Molti giovani, tra cui il nostro Patitari, aderirono con entusiasmo a questa formazione politica e si prodigarono con abnegazione per alleviare le sofferenze della gente più bisognosa. Grazie alle continue sollecitazioni ed insistenze dei repubblicani, l'Amministrazione comunale istituì scuole serali e festive per adulti frequentate da bottai e facchini del porto (bastagi) che erano le categorie di lavoratori più numerose e, in quel periodo, più bisognose di istruzione. Il Patitari, dalle pagine del suo giornale, Il Lucifero, appoggiò queste iniziative e fustigò, per due anni, nel 1881 e nel 1882, la politica degli amministratori locali che si distinguevano per arroganza, corruzione ed insensibilità per i gravi problemi occupazionali che affliggevano la maggioranza della popolazione.

-----

BREVE QUESITO 1:
Nel brano su Patitari e i repubblicani, in quali anni Il Lucifero attaccò la politica degli amministratori locali?
BREVE QUESITO 2:
Prosegui il brano su Patitari e i repubblicani dal punto in cui si interrompe.

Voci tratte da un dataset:
-----

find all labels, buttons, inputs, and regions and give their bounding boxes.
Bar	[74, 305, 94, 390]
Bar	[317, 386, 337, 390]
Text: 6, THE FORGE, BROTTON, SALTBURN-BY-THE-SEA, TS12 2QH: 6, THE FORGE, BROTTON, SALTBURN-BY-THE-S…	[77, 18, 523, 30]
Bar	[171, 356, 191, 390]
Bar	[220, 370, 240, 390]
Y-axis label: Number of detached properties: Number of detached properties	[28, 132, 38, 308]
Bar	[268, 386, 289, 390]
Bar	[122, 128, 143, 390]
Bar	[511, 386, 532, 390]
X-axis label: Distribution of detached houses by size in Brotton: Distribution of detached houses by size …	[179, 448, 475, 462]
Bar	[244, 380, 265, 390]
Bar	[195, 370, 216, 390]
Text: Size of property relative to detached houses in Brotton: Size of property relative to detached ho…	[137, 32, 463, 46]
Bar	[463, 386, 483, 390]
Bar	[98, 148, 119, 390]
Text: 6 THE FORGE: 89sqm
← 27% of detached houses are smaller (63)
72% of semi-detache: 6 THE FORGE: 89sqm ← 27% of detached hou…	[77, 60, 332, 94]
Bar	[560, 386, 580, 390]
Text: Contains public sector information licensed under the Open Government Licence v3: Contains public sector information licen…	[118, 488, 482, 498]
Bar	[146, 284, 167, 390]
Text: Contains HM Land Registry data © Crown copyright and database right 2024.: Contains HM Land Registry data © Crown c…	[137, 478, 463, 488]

-----

RISPOSTA SCRITTA 1:
Nel 1881 e nel 1882.

RISPOSTA SCRITTA 2:
Egli fece parte dell' «Associazione democratica elettorale, sorta agli inizi del 1880, che aggregava tutti i repubblicani, i radicali, gli anarchici e gli ex garibaldini di Gallipoli e che, nel 1882, con il nome di Partito Democratico Repubblicano, si presentò per la prima volta alle elezioni politiche per sostenere la candidatura di Matteo Renato Imbriani Poerio e, successivamente, alle varie tornate delle elezioni amministrative per contendere al Partito Conservatore la gestione della cosa pubblica. Conobbe e fu amico di Antonietta De Pace
9 e di Felice Cavallotti. Alla prima dedicò, nel 1892, il suo primo volumetto di poesie: del secondo, nel 1894, tradusse in dialetto Il Cantico dei Cantici.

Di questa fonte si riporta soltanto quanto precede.